Write out all the material exactly. Leave nothing out.
- - - - - - -
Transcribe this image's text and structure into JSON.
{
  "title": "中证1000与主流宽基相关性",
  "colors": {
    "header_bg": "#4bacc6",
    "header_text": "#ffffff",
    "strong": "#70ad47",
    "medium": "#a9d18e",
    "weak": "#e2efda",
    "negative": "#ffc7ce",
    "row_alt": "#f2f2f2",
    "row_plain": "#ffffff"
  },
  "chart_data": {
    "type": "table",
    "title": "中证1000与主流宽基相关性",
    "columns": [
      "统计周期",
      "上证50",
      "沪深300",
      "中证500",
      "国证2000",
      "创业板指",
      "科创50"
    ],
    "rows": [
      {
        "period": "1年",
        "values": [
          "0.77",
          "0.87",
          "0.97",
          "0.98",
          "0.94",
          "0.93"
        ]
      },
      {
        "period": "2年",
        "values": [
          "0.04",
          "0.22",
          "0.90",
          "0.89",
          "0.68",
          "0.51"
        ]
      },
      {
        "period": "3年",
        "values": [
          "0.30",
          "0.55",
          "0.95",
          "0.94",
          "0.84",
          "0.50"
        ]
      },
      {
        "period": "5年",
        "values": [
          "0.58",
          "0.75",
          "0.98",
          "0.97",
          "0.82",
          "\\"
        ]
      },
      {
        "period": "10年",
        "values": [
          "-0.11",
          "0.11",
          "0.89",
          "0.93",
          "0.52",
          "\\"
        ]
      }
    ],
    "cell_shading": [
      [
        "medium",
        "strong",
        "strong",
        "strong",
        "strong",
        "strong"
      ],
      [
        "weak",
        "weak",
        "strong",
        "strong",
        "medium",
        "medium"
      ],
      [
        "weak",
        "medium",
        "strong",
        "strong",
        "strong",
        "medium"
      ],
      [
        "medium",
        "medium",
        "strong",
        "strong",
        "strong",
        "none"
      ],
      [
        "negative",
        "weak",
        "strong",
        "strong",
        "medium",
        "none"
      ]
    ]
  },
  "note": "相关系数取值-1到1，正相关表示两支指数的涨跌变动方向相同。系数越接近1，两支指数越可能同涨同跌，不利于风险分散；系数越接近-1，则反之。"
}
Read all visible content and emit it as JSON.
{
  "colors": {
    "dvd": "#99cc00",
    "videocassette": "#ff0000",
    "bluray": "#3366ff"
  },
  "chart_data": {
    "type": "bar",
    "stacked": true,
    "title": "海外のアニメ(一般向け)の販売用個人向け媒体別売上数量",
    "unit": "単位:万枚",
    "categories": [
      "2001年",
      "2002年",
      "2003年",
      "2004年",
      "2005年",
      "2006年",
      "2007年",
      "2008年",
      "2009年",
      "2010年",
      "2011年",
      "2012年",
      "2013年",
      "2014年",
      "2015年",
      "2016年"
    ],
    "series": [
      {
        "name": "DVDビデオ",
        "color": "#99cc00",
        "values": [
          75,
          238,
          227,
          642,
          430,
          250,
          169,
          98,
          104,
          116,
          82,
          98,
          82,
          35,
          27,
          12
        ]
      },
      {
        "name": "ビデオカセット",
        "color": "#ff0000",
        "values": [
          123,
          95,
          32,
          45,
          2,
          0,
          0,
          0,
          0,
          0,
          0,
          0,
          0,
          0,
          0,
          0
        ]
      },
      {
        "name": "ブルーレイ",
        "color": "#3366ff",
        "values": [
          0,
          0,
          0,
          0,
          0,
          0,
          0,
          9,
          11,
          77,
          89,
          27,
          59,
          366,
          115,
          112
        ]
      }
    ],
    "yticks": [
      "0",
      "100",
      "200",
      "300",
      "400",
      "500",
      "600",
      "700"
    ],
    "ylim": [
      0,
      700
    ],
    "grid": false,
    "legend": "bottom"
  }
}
- - - - - - -
Task solution:
Transcribe this image's text and structure into JSON.
{
  "title": "中证1000与主流宽基相关性",
  "colors": {
    "header_bg": "#4bacc6",
    "header_text": "#ffffff",
    "strong": "#70ad47",
    "medium": "#a9d18e",
    "weak": "#e2efda",
    "negative": "#ffc7ce",
    "row_alt": "#f2f2f2",
    "row_plain": "#ffffff"
  },
  "chart_data": {
    "type": "table",
    "title": "中证1000与主流宽基相关性",
    "columns": [
      "统计周期",
      "上证50",
      "沪深300",
      "中证500",
      "国证2000",
      "创业板指",
      "科创50"
    ],
    "rows": [
      {
        "period": "1年",
        "values": [
          "0.77",
          "0.87",
          "0.97",
          "0.98",
          "0.94",
          "0.93"
        ]
      },
      {
        "period": "2年",
        "values": [
          "0.04",
          "0.22",
          "0.90",
          "0.89",
          "0.68",
          "0.51"
        ]
      },
      {
        "period": "3年",
        "values": [
          "0.30",
          "0.55",
          "0.95",
          "0.94",
          "0.84",
          "0.50"
        ]
      },
      {
        "period": "5年",
        "values": [
          "0.58",
          "0.75",
          "0.98",
          "0.97",
          "0.82",
          "\\"
        ]
      },
      {
        "period": "10年",
        "values": [
          "-0.11",
          "0.11",
          "0.89",
          "0.93",
          "0.52",
          "\\"
        ]
      }
    ],
    "cell_shading": [
      [
        "medium",
        "strong",
        "strong",
        "strong",
        "strong",
        "strong"
      ],
      [
        "weak",
        "weak",
        "strong",
        "strong",
        "medium",
        "medium"
      ],
      [
        "weak",
        "medium",
        "strong",
        "strong",
        "strong",
        "medium"
      ],
      [
        "medium",
        "medium",
        "strong",
        "strong",
        "strong",
        "none"
      ],
      [
        "negative",
        "weak",
        "strong",
        "strong",
        "medium",
        "none"
      ]
    ]
  },
  "note": "相关系数取值-1到1，正相关表示两支指数的涨跌变动方向相同。系数越接近1，两支指数越可能同涨同跌，不利于风险分散；系数越接近-1，则反之。"
}
Read all visible content and emit it as JSON.
{
  "colors": {
    "dvd": "#99cc00",
    "videocassette": "#ff0000",
    "bluray": "#3366ff"
  },
  "chart_data": {
    "type": "bar",
    "stacked": true,
    "title": "海外のアニメ(一般向け)の販売用個人向け媒体別売上数量",
    "unit": "単位:万枚",
    "categories": [
      "2001年",
      "2002年",
      "2003年",
      "2004年",
      "2005年",
      "2006年",
      "2007年",
      "2008年",
      "2009年",
      "2010年",
      "2011年",
      "2012年",
      "2013年",
      "2014年",
      "2015年",
      "2016年"
    ],
    "series": [
      {
        "name": "DVDビデオ",
        "color": "#99cc00",
        "values": [
          75,
          238,
          227,
          642,
          430,
          250,
          169,
          98,
          104,
          116,
          82,
          98,
          82,
          35,
          27,
          12
        ]
      },
      {
        "name": "ビデオカセット",
        "color": "#ff0000",
        "values": [
          123,
          95,
          32,
          45,
          2,
          0,
          0,
          0,
          0,
          0,
          0,
          0,
          0,
          0,
          0,
          0
        ]
      },
      {
        "name": "ブルーレイ",
        "color": "#3366ff",
        "values": [
          0,
          0,
          0,
          0,
          0,
          0,
          0,
          9,
          11,
          77,
          89,
          27,
          59,
          366,
          115,
          112
        ]
      }
    ],
    "yticks": [
      "0",
      "100",
      "200",
      "300",
      "400",
      "500",
      "600",
      "700"
    ],
    "ylim": [
      0,
      700
    ],
    "grid": false,
    "legend": "bottom"
  }
}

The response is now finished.